Exercise details — Work out how many lines of the records contain "JSON". Answer with the number and nothing else.

Supplied data —
------------------------------------------------------------------------

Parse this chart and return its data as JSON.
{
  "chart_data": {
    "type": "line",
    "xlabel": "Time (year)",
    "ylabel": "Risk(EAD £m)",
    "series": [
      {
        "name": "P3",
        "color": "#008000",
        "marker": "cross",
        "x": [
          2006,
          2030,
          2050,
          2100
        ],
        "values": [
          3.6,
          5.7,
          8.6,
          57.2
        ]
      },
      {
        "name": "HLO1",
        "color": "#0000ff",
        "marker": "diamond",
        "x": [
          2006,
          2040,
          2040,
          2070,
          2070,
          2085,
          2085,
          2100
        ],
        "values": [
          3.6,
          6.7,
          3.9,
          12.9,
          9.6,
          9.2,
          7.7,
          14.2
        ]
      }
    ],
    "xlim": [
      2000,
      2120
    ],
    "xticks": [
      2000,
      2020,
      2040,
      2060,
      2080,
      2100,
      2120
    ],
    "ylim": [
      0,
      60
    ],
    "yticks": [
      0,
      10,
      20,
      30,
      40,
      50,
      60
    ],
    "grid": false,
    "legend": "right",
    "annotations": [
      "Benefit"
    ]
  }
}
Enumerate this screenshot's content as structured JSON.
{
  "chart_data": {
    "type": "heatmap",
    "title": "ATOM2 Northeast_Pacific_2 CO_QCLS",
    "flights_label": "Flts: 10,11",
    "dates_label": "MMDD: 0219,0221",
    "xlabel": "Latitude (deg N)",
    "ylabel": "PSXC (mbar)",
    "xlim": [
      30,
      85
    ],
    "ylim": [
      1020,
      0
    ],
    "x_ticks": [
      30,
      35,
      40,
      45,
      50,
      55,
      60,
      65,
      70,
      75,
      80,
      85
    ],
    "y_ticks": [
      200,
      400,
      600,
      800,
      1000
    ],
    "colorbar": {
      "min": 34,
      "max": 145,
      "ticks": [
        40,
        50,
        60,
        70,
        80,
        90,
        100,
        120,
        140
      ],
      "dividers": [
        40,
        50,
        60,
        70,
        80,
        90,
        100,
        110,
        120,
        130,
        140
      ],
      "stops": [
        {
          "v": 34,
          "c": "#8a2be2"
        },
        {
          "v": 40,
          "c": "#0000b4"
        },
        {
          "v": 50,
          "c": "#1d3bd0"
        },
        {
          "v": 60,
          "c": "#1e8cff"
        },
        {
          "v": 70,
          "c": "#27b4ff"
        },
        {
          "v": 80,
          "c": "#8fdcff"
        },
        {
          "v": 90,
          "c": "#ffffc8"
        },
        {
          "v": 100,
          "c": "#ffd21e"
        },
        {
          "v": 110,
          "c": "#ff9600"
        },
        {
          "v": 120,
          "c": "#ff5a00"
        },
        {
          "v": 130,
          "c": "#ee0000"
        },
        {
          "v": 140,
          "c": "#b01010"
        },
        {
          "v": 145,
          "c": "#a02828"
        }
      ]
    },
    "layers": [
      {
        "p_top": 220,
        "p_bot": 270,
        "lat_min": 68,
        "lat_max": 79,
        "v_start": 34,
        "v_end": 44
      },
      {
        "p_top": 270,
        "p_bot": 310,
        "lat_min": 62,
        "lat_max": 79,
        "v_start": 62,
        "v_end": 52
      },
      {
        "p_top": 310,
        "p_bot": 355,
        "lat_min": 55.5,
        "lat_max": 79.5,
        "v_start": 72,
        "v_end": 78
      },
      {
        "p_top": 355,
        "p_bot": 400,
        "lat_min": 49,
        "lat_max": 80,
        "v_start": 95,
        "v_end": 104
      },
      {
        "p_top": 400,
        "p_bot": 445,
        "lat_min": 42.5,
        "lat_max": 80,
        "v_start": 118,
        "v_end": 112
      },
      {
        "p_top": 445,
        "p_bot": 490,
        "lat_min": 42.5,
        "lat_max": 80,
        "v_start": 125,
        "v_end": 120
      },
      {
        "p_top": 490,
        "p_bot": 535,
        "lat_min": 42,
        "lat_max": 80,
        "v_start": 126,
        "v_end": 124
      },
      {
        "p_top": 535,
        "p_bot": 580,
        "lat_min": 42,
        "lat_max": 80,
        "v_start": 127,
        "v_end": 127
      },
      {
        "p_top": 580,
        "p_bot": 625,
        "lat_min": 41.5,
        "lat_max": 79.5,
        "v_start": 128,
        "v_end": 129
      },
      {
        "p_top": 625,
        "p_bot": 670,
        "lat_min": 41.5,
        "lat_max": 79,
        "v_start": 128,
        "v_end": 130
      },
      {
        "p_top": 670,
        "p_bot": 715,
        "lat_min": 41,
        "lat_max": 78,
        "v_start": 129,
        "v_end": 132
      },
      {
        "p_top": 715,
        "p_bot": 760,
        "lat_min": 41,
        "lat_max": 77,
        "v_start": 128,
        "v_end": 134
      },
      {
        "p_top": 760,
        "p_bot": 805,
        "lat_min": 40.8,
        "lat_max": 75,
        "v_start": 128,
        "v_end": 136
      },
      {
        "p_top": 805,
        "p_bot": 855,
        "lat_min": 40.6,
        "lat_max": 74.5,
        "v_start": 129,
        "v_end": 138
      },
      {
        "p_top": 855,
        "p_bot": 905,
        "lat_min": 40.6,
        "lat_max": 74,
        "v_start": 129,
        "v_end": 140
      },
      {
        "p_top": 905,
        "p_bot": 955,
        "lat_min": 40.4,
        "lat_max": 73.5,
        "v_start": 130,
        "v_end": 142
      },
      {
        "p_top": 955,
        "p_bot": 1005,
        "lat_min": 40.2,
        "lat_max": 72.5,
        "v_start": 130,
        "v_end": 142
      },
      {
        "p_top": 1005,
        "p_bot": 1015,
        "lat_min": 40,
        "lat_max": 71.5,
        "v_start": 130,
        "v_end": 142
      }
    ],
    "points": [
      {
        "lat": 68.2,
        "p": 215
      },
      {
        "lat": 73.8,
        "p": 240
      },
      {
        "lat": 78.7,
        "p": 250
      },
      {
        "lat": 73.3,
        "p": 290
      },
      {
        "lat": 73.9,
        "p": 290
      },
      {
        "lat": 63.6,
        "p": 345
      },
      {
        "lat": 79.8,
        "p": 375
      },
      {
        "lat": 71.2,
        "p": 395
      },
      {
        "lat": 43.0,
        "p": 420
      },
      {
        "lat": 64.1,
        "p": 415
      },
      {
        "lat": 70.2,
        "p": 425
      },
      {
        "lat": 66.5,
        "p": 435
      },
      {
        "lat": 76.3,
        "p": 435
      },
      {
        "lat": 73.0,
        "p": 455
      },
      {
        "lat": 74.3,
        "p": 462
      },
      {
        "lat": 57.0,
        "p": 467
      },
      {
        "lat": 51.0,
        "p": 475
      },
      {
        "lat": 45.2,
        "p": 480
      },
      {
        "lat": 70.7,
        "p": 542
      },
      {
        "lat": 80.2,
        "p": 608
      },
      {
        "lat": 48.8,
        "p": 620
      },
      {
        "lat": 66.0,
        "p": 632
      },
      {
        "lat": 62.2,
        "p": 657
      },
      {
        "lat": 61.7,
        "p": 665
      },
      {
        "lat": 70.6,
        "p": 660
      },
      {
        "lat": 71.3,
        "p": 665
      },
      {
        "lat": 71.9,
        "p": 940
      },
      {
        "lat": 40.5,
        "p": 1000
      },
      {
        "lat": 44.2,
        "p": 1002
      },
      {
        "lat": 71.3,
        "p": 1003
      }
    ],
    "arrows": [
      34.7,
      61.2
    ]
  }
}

------------------------------------------------------------------------

Solution below — 2